## Recorded data
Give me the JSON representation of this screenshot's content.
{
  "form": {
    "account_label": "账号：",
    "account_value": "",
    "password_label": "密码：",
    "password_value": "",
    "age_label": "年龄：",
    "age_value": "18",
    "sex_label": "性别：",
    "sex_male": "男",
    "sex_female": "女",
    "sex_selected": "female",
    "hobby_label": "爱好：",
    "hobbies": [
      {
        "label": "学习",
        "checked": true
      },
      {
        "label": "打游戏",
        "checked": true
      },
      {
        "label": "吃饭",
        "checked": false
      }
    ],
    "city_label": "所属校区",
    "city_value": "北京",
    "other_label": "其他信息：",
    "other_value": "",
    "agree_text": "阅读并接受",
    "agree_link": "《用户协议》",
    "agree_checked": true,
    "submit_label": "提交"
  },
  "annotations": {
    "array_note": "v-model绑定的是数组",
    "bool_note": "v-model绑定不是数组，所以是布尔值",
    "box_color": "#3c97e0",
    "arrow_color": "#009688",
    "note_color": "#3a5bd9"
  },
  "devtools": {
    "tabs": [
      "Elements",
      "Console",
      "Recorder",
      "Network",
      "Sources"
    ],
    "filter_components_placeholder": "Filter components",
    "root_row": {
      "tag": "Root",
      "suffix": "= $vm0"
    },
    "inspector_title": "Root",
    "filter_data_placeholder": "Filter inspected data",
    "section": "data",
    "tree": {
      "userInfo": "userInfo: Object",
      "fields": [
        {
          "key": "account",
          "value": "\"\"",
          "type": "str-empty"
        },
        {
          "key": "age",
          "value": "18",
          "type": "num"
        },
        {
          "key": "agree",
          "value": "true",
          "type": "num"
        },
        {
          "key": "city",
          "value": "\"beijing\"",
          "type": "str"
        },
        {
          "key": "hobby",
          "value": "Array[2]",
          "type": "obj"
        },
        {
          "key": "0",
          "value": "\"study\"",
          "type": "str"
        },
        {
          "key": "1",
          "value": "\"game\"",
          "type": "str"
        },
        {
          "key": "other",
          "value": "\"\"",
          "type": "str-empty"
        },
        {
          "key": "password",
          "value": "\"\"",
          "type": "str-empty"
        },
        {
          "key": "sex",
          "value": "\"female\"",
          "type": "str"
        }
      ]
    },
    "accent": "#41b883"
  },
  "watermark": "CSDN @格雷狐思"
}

## Problem
Transcribe all entries exactly as they are given.

## Task answer
Give me the JSON representation of this screenshot's content.
{
  "form": {
    "account_label": "账号：",
    "account_value": "",
    "password_label": "密码：",
    "password_value": "",
    "age_label": "年龄：",
    "age_value": "18",
    "sex_label": "性别：",
    "sex_male": "男",
    "sex_female": "女",
    "sex_selected": "female",
    "hobby_label": "爱好：",
    "hobbies": [
      {
        "label": "学习",
        "checked": true
      },
      {
        "label": "打游戏",
        "checked": true
      },
      {
        "label": "吃饭",
        "checked": false
      }
    ],
    "city_label": "所属校区",
    "city_value": "北京",
    "other_label": "其他信息：",
    "other_value": "",
    "agree_text": "阅读并接受",
    "agree_link": "《用户协议》",
    "agree_checked": true,
    "submit_label": "提交"
  },
  "annotations": {
    "array_note": "v-model绑定的是数组",
    "bool_note": "v-model绑定不是数组，所以是布尔值",
    "box_color": "#3c97e0",
    "arrow_color": "#009688",
    "note_color": "#3a5bd9"
  },
  "devtools": {
    "tabs": [
      "Elements",
      "Console",
      "Recorder",
      "Network",
      "Sources"
    ],
    "filter_components_placeholder": "Filter components",
    "root_row": {
      "tag": "Root",
      "suffix": "= $vm0"
    },
    "inspector_title": "Root",
    "filter_data_placeholder": "Filter inspected data",
    "section": "data",
    "tree": {
      "userInfo": "userInfo: Object",
      "fields": [
        {
          "key": "account",
          "value": "\"\"",
          "type": "str-empty"
        },
        {
          "key": "age",
          "value": "18",
          "type": "num"
        },
        {
          "key": "agree",
          "value": "true",
          "type": "num"
        },
        {
          "key": "city",
          "value": "\"beijing\"",
          "type": "str"
        },
        {
          "key": "hobby",
          "value": "Array[2]",
          "type": "obj"
        },
        {
          "key": "0",
          "value": "\"study\"",
          "type": "str"
        },
        {
          "key": "1",
          "value": "\"game\"",
          "type": "str"
        },
        {
          "key": "other",
          "value": "\"\"",
          "type": "str-empty"
        },
        {
          "key": "password",
          "value": "\"\"",
          "type": "str-empty"
        },
        {
          "key": "sex",
          "value": "\"female\"",
          "type": "str"
        }
      ]
    },
    "accent": "#41b883"
  },
  "watermark": "CSDN @格雷狐思"
}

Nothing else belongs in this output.